Textauszug ::
○ ○ ○ ○

Spieleautoren-Stipendium 2014/15: Praktikumsbericht von Janosh Kozák
Deutsches Spielearchiv Nürnberg
Pünktlich zum Beginn der Adventszeit im Dezember 2014 begann ich mein einwöchiges Praktikum beim Deutschen Spielearchiv Nürnberg. Da ich weder die Stadt, noch die Arbeit und das Tätigkeitsfeld des Archivs kannte, blickte ich dem ganzen Unterfangen mit großer Vorfreude entgegen.
Am ersten Tag meines Praktikums lernte ich die drei Mitarbeiter des Archivs kennen und bekam einen ersten Überblick. Allerdings herrschte bereits Vorbereitungsstress für das an den kommenden zwei Tagen stattfindende Zusammenkommen der „Who is Who“ der Spielesammler- und Archiv-Szene Deutschlands und Österreichs.
Die Bedeutung dieses, man könnte schon sagen, historischen Ereignisses ist mir erst im Nachhinein bewusst geworden. Es war ein erstes Treffen der sowohl größten Spielesammler und Archive, als auch Spielsachverständigen, unter anderem Bernward Thole, Gründer des deutschen Spielearchivs, und Tristan Schwennsen, Verlagsarchivar von Ravensburger.
Das Ziel dieser Veranstaltung war der gemeinsame Wissensaustausch über das Archivieren und den Erhalt von Spielen. Nach zwei Tagen voller Diskussion, Austausch und Definition eines gemeinsamen Leitfadens wurde mir die Aufgabe des deutschen Spielearchivs sehr deutlich. Ich erfuhr, dass es bis dato noch keine staatliche Instanz gegeben hatte, die sich mit der Sicherung und Bewahrung des Spiels als Kulturgut auseinandergesetzt hatte.
Das gesamte Wissen über Spiele, welches in meinen Augen eine Selbstverständlichkeit gewesen war, lag und liegt in den Händen privater Sammler und Archive. Ein Verlust dieses Wissens, wie es bei diversen anderen Sammlungen bereits vorgekommen ist, wäre eine Tragödie für jeden Spieleliebhaber.

○ ○ ○ ○

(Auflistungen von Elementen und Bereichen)
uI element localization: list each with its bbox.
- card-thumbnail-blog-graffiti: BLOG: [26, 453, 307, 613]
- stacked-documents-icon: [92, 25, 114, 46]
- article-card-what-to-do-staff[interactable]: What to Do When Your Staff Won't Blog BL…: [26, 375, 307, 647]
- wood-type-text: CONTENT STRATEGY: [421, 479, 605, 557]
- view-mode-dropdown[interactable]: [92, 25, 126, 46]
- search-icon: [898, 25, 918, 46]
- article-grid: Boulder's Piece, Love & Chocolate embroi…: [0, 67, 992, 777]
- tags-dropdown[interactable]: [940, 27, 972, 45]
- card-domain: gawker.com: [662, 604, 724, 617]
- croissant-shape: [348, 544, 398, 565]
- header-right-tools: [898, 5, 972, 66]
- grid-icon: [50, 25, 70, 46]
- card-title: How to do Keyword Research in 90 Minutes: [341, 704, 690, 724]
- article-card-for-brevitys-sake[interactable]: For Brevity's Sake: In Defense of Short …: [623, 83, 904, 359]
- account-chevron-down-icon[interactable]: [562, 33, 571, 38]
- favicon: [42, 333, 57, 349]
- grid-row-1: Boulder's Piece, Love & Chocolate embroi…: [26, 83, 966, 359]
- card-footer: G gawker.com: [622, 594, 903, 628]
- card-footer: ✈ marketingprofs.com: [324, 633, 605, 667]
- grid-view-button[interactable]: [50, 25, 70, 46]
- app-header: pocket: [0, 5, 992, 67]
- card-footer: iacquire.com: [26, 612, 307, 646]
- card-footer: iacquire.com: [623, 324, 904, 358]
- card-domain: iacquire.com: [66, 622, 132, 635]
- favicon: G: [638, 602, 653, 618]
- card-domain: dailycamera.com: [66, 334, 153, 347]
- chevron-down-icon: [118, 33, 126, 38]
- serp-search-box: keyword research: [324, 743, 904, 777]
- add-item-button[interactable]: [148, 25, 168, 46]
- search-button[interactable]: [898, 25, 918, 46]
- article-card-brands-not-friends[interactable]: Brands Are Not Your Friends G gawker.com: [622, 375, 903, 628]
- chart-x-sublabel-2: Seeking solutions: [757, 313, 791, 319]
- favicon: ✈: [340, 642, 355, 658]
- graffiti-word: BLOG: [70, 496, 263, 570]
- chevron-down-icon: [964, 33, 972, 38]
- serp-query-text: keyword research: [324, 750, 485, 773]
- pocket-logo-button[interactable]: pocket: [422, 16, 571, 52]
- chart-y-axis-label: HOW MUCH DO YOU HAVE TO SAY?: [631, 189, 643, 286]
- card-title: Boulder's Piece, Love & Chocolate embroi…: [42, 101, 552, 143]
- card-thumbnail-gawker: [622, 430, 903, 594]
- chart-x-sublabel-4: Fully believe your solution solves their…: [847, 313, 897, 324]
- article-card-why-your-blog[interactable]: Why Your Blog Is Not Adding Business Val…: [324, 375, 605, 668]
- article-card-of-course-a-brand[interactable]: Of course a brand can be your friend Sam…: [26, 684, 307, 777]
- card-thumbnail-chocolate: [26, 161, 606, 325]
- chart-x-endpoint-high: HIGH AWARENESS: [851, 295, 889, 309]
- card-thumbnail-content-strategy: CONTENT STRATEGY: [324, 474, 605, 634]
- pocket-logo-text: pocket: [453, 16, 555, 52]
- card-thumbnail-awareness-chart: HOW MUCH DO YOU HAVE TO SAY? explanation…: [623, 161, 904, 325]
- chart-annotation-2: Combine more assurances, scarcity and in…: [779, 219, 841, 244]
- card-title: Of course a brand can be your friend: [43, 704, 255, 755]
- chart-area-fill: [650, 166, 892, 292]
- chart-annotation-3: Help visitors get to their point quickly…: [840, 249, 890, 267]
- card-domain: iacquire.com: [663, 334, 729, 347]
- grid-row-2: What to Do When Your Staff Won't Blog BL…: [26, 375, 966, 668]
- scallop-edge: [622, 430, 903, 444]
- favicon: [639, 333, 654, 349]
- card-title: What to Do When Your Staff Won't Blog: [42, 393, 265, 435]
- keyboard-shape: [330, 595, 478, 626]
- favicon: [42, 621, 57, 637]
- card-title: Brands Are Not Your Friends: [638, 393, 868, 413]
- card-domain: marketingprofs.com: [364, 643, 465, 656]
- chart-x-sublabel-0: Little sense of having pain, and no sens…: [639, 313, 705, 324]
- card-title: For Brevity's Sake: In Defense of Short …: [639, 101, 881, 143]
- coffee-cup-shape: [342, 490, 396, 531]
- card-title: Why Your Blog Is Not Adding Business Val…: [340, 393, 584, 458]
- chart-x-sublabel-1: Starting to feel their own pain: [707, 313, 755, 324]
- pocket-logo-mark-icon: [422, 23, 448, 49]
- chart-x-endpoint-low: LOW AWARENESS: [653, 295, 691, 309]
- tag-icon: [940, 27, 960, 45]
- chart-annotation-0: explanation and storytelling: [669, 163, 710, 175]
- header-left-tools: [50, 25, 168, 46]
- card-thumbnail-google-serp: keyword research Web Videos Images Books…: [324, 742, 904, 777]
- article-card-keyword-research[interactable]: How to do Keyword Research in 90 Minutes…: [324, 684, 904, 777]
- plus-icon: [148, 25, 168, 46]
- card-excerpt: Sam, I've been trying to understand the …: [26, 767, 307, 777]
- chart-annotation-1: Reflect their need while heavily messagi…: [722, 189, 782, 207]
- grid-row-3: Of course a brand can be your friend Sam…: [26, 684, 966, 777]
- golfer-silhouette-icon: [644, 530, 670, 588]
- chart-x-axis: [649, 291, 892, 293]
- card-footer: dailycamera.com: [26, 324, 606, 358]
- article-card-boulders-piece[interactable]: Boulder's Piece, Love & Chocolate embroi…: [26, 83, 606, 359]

○ ○ ○ ○

Aufgabe 1 ::
Beantworte diese Fragen zum Praktikumsbericht:
(a) Wie lange dauerte das Praktikum?
(b) Wie viele Mitarbeiter hatte das Archiv?
(c) Wer wird als Verlagsarchivar von Ravensburger genannt?
Aufgabe 2 :: Gib bitte den Abschnitt aus dem Praktikumsbericht wieder, der mit den Worten „Am ersten Tag“ beginnt und mit „Deutschlands und Österreichs.“ endet. Tausche dabei „Mitarbeiter“ gegen „Angestellten“.
Die Datensätze haben mit dem Praktikumsbericht nichts zu tun.

Vollständige Antwort 1 ::
(a) Eine Woche.
(b) Drei.
(c) Tristan Schwennsen.

Vollständige Antwort 2 ::
Am ersten Tag meines Praktikums lernte ich die drei Angestellten des Archivs kennen und bekam einen ersten Überblick. Allerdings herrschte bereits Vorbereitungsstress für das an den kommenden zwei Tagen stattfindende Zusammenkommen der „Who is Who“ der Spielesammler- und Archiv-Szene Deutschlands und Österreichs.